## Document segment
The earliest predecessor of article III, § 9, which prohibits dual office holding by legislators, was Neb. Const. art. II, § 14, of the Constitution of 1866:

No person being a member of congress, or holding any military or civil office under the United States, shall be eligible to a seat in the legislature; and if any person shall, after his election as a member of the legislature, be elected to congress, or be appointed to any office, civil or military, under the government of the United States, his acceptance thereof shall vacate his seat.

The analogous provision adopted in 1875 as article III, § 6, was much broader; the disability extended not only to those holding office under the authority of the United States, but also to those holding any lucrative office under the authority of the state:

No person holding office under the authority of the United States, or any lucrative office under the authority of this state, shall be eligible to or have a seat in the legislature; but this provision shall not extend to precinct or township officers, justices of the peace, notaries public, or officers of the militia; nor shall any person interested in a contract with, or an unadjusted claim against the state, hold a seat in the legislature.

That the framers thought it necessary to provide an explicit exception for "precinct or township officers, justices of the peace, notaries public or officers of the militia" indicates that the disqualifications of the holder of "any lucrative office under authority of this state" was intended to have broad scope. Clearly, the framers did not envision it as applying only to constitutional officers.

In 1972, this disqualification was again expanded. The exceptions for justices of the peace, notaries public, and precinct, township, and militia officers were dropped and a new disqualification was added.

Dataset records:

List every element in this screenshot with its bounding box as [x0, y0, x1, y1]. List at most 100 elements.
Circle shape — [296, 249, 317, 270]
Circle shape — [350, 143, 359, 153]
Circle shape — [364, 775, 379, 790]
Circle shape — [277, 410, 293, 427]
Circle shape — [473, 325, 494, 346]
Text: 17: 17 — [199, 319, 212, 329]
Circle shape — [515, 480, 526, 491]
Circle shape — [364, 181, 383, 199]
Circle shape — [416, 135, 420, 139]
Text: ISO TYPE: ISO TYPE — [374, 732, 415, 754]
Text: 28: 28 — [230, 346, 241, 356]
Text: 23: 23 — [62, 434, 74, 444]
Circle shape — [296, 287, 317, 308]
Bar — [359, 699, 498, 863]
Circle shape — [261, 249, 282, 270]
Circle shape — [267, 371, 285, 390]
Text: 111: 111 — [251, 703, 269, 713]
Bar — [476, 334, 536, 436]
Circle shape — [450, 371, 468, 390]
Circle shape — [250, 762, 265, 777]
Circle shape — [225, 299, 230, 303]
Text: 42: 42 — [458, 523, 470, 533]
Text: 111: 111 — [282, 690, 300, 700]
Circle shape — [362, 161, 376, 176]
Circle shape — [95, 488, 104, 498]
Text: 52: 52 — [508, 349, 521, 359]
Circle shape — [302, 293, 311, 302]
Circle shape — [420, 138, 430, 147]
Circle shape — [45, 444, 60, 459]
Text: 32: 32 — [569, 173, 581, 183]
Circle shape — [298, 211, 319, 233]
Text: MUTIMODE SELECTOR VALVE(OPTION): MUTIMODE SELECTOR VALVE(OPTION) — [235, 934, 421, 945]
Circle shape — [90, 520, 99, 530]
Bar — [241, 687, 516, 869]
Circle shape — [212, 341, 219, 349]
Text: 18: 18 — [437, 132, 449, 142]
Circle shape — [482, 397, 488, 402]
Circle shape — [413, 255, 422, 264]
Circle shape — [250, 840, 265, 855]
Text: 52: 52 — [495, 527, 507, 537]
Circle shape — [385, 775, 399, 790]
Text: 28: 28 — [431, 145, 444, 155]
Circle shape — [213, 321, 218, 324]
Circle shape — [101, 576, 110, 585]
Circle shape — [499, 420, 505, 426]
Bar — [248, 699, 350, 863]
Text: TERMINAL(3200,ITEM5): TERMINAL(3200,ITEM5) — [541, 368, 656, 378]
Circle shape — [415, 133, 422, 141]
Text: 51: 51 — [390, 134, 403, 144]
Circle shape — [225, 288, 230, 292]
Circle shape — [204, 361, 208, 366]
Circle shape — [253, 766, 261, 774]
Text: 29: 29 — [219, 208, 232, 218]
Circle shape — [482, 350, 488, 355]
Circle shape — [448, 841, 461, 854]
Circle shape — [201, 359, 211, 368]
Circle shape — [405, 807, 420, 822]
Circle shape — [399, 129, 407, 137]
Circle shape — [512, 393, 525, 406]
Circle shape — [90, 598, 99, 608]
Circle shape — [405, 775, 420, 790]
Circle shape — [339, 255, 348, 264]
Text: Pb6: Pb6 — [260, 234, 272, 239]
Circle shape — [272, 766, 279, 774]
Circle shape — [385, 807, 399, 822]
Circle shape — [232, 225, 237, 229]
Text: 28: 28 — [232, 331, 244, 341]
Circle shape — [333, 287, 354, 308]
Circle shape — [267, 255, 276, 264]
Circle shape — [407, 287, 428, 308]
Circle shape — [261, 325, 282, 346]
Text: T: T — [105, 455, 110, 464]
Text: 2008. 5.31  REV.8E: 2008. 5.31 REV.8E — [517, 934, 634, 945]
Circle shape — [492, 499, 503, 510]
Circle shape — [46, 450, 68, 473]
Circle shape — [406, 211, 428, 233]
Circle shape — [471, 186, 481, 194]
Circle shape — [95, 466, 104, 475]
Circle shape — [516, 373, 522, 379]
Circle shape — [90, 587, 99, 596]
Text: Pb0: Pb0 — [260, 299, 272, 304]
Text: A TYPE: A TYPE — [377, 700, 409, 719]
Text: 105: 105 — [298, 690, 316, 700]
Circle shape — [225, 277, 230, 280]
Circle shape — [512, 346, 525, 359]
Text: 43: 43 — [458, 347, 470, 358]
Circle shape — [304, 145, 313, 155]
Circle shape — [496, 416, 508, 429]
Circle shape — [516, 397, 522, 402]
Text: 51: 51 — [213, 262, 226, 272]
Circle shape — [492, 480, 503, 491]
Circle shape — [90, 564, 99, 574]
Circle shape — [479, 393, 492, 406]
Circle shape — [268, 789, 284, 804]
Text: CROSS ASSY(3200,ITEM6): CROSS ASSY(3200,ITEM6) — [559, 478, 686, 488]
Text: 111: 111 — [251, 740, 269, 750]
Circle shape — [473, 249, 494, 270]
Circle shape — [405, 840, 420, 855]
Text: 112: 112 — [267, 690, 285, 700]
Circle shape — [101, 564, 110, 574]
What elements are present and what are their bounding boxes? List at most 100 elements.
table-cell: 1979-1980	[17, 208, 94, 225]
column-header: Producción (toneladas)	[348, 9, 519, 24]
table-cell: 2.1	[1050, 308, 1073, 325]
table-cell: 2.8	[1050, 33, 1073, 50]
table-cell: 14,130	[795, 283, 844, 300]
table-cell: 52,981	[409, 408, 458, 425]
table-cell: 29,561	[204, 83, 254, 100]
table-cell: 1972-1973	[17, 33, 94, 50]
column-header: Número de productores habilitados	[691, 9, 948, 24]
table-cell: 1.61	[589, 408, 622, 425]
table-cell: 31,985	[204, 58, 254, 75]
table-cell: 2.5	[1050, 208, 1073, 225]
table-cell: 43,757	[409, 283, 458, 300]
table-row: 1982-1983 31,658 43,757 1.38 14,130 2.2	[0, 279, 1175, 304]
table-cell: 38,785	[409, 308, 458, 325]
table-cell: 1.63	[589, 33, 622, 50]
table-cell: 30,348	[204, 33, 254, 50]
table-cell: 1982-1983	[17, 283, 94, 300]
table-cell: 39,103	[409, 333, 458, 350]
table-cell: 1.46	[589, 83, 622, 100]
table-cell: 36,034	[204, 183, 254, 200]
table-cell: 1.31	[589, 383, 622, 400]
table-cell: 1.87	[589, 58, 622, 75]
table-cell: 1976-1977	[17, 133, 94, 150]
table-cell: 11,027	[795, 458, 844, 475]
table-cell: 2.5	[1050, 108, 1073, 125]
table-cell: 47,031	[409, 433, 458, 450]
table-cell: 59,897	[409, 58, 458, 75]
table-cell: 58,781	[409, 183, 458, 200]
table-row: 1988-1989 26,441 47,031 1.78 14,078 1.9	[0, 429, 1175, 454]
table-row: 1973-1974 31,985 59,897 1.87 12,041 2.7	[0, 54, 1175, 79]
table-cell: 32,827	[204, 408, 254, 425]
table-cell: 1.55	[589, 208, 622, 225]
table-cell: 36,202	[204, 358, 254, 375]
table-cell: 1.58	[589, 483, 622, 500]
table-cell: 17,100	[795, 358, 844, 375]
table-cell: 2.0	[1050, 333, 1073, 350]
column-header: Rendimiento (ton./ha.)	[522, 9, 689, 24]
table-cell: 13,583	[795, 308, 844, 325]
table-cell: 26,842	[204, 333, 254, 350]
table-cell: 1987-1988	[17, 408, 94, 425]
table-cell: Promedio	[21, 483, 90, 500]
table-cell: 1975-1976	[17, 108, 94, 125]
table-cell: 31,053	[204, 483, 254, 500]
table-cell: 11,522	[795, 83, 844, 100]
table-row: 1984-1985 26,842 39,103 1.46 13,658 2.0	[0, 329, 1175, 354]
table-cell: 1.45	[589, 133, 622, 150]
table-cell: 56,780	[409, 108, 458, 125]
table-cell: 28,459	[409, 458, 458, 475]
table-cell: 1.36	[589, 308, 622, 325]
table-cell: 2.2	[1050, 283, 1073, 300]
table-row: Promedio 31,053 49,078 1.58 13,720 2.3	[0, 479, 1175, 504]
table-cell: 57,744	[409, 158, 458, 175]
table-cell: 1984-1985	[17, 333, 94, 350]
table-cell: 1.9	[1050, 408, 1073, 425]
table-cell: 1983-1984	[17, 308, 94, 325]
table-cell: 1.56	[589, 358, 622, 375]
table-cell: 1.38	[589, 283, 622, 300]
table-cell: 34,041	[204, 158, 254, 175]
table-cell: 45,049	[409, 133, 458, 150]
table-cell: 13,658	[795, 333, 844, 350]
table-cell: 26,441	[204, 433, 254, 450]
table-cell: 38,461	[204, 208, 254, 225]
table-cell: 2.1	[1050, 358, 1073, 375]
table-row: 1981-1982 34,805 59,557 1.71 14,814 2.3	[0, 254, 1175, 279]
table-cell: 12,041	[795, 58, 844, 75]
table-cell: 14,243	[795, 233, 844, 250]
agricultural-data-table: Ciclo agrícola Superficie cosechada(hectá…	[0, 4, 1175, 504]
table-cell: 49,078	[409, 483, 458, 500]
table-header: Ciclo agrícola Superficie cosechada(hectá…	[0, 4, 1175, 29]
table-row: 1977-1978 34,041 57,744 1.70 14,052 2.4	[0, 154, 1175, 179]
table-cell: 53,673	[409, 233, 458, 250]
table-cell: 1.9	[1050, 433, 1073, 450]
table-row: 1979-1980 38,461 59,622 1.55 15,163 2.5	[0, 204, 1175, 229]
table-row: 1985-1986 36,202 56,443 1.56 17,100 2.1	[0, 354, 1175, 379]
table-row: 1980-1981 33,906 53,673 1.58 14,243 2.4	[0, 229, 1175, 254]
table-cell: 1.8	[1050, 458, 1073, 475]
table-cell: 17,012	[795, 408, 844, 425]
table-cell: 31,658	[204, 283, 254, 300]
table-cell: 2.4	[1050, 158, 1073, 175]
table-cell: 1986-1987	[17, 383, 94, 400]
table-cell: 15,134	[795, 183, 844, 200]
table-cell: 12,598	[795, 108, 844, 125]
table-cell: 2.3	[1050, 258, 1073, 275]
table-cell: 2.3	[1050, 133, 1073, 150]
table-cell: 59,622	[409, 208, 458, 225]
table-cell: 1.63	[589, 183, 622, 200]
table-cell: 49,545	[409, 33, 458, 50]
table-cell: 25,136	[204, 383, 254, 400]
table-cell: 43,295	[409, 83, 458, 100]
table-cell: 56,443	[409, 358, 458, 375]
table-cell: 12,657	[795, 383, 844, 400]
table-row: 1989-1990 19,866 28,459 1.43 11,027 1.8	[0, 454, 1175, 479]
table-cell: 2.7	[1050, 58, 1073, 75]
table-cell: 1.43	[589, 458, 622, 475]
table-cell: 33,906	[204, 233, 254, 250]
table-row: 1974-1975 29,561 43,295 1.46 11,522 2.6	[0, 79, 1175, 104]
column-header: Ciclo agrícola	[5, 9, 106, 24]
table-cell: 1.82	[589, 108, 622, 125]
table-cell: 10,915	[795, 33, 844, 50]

## To-do list
1) In the constitutional history text, which provision of the Constitution of 1866 was the earliest predecessor of article III, § 9?
2) Rewrite the records from their first line through the line containing "Text: MUTIMODE SELECTOR" as a Markdown table with the columns Row and Line. Give each line its row number and leave out blank lines.
The text and the records have no connection to each other.

## Responses in order
1) Neb. Const. art. II, § 14

2)
| Row | Line |
|---|---|
| 1 | List every element in this screenshot with its bounding box as [x0, y0, x1, y1]. List at most 100 elements. |
| 2 | Circle shape — [296, 249, 317, 270] |
| 3 | Circle shape — [350, 143, 359, 153] |
| 4 | Circle shape — [364, 775, 379, 790] |
| 5 | Circle shape — [277, 410, 293, 427] |
| 6 | Circle shape — [473, 325, 494, 346] |
| 7 | Text: 17: 17 — [199, 319, 212, 329] |
| 8 | Circle shape — [515, 480, 526, 491] |
| 9 | Circle shape — [364, 181, 383, 199] |
| 10 | Circle shape — [416, 135, 420, 139] |
| 11 | Text: ISO TYPE: ISO TYPE — [374, 732, 415, 754] |
| 12 | Text: 28: 28 — [230, 346, 241, 356] |
| 13 | Text: 23: 23 — [62, 434, 74, 444] |
| 14 | Circle shape — [296, 287, 317, 308] |
| 15 | Bar — [359, 699, 498, 863] |
| 16 | Circle shape — [261, 249, 282, 270] |
| 17 | Circle shape — [267, 371, 285, 390] |
| 18 | Text: 111: 111 — [251, 703, 269, 713] |
| 19 | Bar — [476, 334, 536, 436] |
| 20 | Circle shape — [450, 371, 468, 390] |
| 21 | Circle shape — [250, 762, 265, 777] |
| 22 | Circle shape — [225, 299, 230, 303] |
| 23 | Text: 42: 42 — [458, 523, 470, 533] |
| 24 | Text: 111: 111 — [282, 690, 300, 700] |
| 25 | Circle shape — [362, 161, 376, 176] |
| 26 | Circle shape — [95, 488, 104, 498] |
| 27 | Text: 52: 52 — [508, 349, 521, 359] |
| 28 | Circle shape — [302, 293, 311, 302] |
| 29 | Circle shape — [420, 138, 430, 147] |
| 30 | Circle shape — [45, 444, 60, 459] |
| 31 | Text: 32: 32 — [569, 173, 581, 183] |
| 32 | Circle shape — [298, 211, 319, 233] |
| 33 | Text: MUTIMODE SELECTOR VALVE(OPTION): MUTIMODE SELECTOR VALVE(OPTION) — [235, 934, 421, 945] |